Stored records:
--- Start ---

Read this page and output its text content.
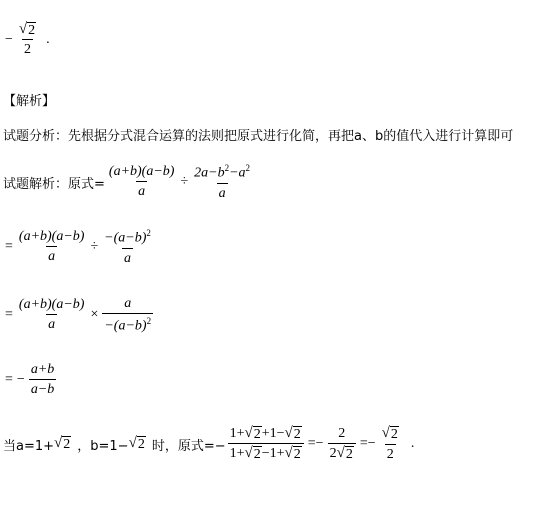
− $\frac{√ 2}{2}$ .
【解析】
试题分析： 先根据分式混合运算的法则把原式进行化简，再把a、b的值代入进行计算即可
试题解析：原式= $\frac{(a+b)(a-b)}{a} \div \frac{2a-b^2-a^2}{a}$
= $\frac{(a+b)(a-b)}{a} \div \frac{-(a-b)^2}{a}$
= $\frac{(a+b)(a-b)}{a} \times \frac{a}{-(a-b)^2}$
= − $\frac{a+b}{a-b}$
当a=1+ √ 2 ，b=1− √ 2 时，原式=− $\frac{1+ √ 2 +1- √ 2}{1+ √ 2 -1+ √ 2} =- \frac{2}{2 √ 2} =- \frac{√ 2}{2}$ .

--- End ---

Stated goal: Reproduce every entry word for word, but omit the pictures.

Expected answer:
Read this page and output its text content.
− $\frac{√ 2}{2}$ .
【解析】
试题分析： 先根据分式混合运算的法则把原式进行化简，再把a、b的值代入进行计算即可
试题解析：原式= $\frac{(a+b)(a-b)}{a} \div \frac{2a-b^2-a^2}{a}$
= $\frac{(a+b)(a-b)}{a} \div \frac{-(a-b)^2}{a}$
= $\frac{(a+b)(a-b)}{a} \times \frac{a}{-(a-b)^2}$
= − $\frac{a+b}{a-b}$
当a=1+ √ 2 ，b=1− √ 2 时，原式=− $\frac{1+ √ 2 +1- √ 2}{1+ √ 2 -1+ √ 2} =- \frac{2}{2 √ 2} =- \frac{√ 2}{2}$ .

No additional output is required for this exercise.